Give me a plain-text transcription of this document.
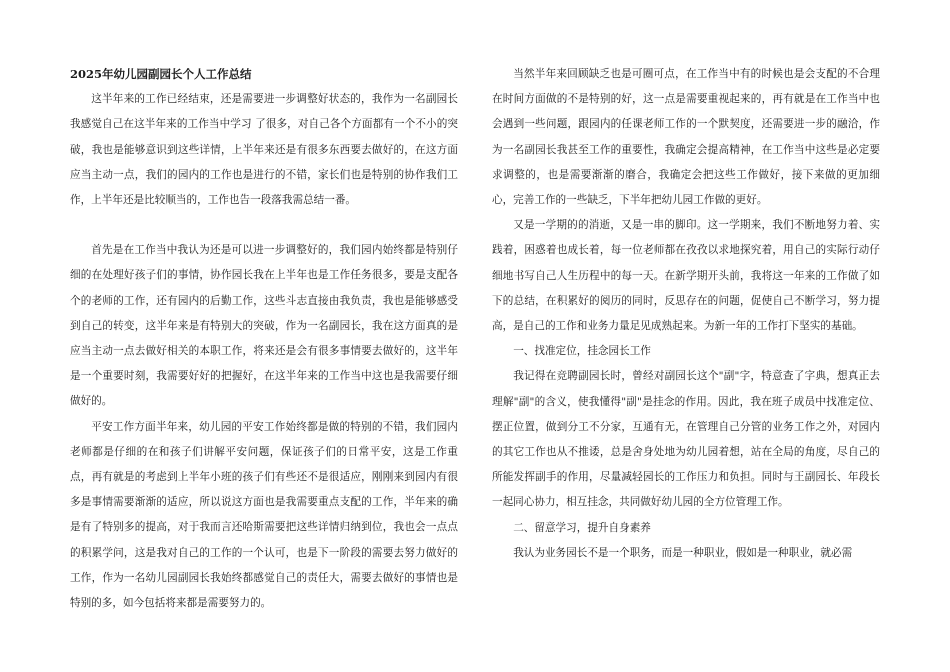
2025年幼儿园副园长个人工作总结

这半年来的工作已经结束，还是需要进一步调整好状态的，我作为一名副园长我感觉自己在这半年来的工作当中学习 了很多，对自己各个方面都有一个不小的突破，我也是能够意识到这些详情，上半年来还是有很多东西要去做好的，在这方面应当主动一点，我们的园内的工作也是进行的不错，家长们也是特别的协作我们工作，上半年还是比较顺当的，工作也告一段落我需总结一番。

首先是在工作当中我认为还是可以进一步调整好的，我们园内始终都是特别仔细的在处理好孩子们的事情，协作园长我在上半年也是工作任务很多，要是支配各个的老师的工作，还有园内的后勤工作，这些斗志直接由我负责，我也是能够感受到自己的转变，这半年来是有特别大的突破，作为一名副园长，我在这方面真的是应当主动一点去做好相关的本职工作，将来还是会有很多事情要去做好的，这半年是一个重要时刻，我需要好好的把握好，在这半年来的工作当中这也是我需要仔细做好的。

平安工作方面半年来，幼儿园的平安工作始终都是做的特别的不错，我们园内老师都是仔细的在和孩子们讲解平安问题，保证孩子们的日常平安，这是工作重点，再有就是的考虑到上半年小班的孩子们有些还不是很适应，刚刚来到园内有很多是事情需要渐渐的适应，所以说这方面也是我需要重点支配的工作，半年来的确是有了特别多的提高，对于我而言还哈斯需要把这些详情归纳到位，我也会一点点的积累学问，这是我对自己的工作的一个认可，也是下一阶段的需要去努力做好的工作，作为一名幼儿园副园长我始终都感觉自己的责任大，需要去做好的事情也是特别的多，如今包括将来都是需要努力的。

当然半年来回顾缺乏也是可圈可点，在工作当中有的时候也是会支配的不合理在时间方面做的不是特别的好，这一点是需要重视起来的，再有就是在工作当中也会遇到一些问题，跟园内的任课老师工作的一个默契度，还需要进一步的融洽，作为一名副园长我甚至工作的重要性，我确定会提高精神，在工作当中这些是必定要求调整的，也是需要渐渐的磨合，我确定会把这些工作做好，接下来做的更加细心，完善工作的一些缺乏，下半年把幼儿园工作做的更好。

又是一学期的的消逝，又是一串的脚印。这一学期来，我们不断地努力着、实践着，困惑着也成长着，每一位老师都在孜孜以求地探究着，用自己的实际行动仔细地书写自己人生历程中的每一天。在新学期开头前，我将这一年来的工作做了如下的总结，在积累好的阅历的同时，反思存在的问题，促使自己不断学习，努力提高，是自己的工作和业务力量足见成熟起来。为新一年的工作打下坚实的基础。

一、找准定位，挂念园长工作

我记得在竞聘副园长时，曾经对副园长这个"副"字，特意查了字典，想真正去理解"副"的含义，使我懂得"副"是挂念的作用。因此，我在班子成员中找准定位、摆正位置，做到分工不分家，互通有无，在管理自己分管的业务工作之外，对园内的其它工作也从不推诿，总是舍身处地为幼儿园着想，站在全局的角度，尽自己的所能发挥副手的作用，尽量减轻园长的工作压力和负担。同时与王副园长、年段长一起同心协力，相互挂念，共同做好幼儿园的全方位管理工作。

二、留意学习，提升自身素养

我认为业务园长不是一个职务，而是一种职业，假如是一种职业，就必需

____________

*REQUEST*:
Pictures stay out; reproduce every line of the records exactly.

*THE COMPLETED TASK*:
Give me a plain-text transcription of this document.
2025年幼儿园副园长个人工作总结

这半年来的工作已经结束，还是需要进一步调整好状态的，我作为一名副园长我感觉自己在这半年来的工作当中学习 了很多，对自己各个方面都有一个不小的突破，我也是能够意识到这些详情，上半年来还是有很多东西要去做好的，在这方面应当主动一点，我们的园内的工作也是进行的不错，家长们也是特别的协作我们工作，上半年还是比较顺当的，工作也告一段落我需总结一番。

首先是在工作当中我认为还是可以进一步调整好的，我们园内始终都是特别仔细的在处理好孩子们的事情，协作园长我在上半年也是工作任务很多，要是支配各个的老师的工作，还有园内的后勤工作，这些斗志直接由我负责，我也是能够感受到自己的转变，这半年来是有特别大的突破，作为一名副园长，我在这方面真的是应当主动一点去做好相关的本职工作，将来还是会有很多事情要去做好的，这半年是一个重要时刻，我需要好好的把握好，在这半年来的工作当中这也是我需要仔细做好的。

平安工作方面半年来，幼儿园的平安工作始终都是做的特别的不错，我们园内老师都是仔细的在和孩子们讲解平安问题，保证孩子们的日常平安，这是工作重点，再有就是的考虑到上半年小班的孩子们有些还不是很适应，刚刚来到园内有很多是事情需要渐渐的适应，所以说这方面也是我需要重点支配的工作，半年来的确是有了特别多的提高，对于我而言还哈斯需要把这些详情归纳到位，我也会一点点的积累学问，这是我对自己的工作的一个认可，也是下一阶段的需要去努力做好的工作，作为一名幼儿园副园长我始终都感觉自己的责任大，需要去做好的事情也是特别的多，如今包括将来都是需要努力的。

当然半年来回顾缺乏也是可圈可点，在工作当中有的时候也是会支配的不合理在时间方面做的不是特别的好，这一点是需要重视起来的，再有就是在工作当中也会遇到一些问题，跟园内的任课老师工作的一个默契度，还需要进一步的融洽，作为一名副园长我甚至工作的重要性，我确定会提高精神，在工作当中这些是必定要求调整的，也是需要渐渐的磨合，我确定会把这些工作做好，接下来做的更加细心，完善工作的一些缺乏，下半年把幼儿园工作做的更好。

又是一学期的的消逝，又是一串的脚印。这一学期来，我们不断地努力着、实践着，困惑着也成长着，每一位老师都在孜孜以求地探究着，用自己的实际行动仔细地书写自己人生历程中的每一天。在新学期开头前，我将这一年来的工作做了如下的总结，在积累好的阅历的同时，反思存在的问题，促使自己不断学习，努力提高，是自己的工作和业务力量足见成熟起来。为新一年的工作打下坚实的基础。

一、找准定位，挂念园长工作

我记得在竞聘副园长时，曾经对副园长这个"副"字，特意查了字典，想真正去理解"副"的含义，使我懂得"副"是挂念的作用。因此，我在班子成员中找准定位、摆正位置，做到分工不分家，互通有无，在管理自己分管的业务工作之外，对园内的其它工作也从不推诿，总是舍身处地为幼儿园着想，站在全局的角度，尽自己的所能发挥副手的作用，尽量减轻园长的工作压力和负担。同时与王副园长、年段长一起同心协力，相互挂念，共同做好幼儿园的全方位管理工作。

二、留意学习，提升自身素养

我认为业务园长不是一个职务，而是一种职业，假如是一种职业，就必需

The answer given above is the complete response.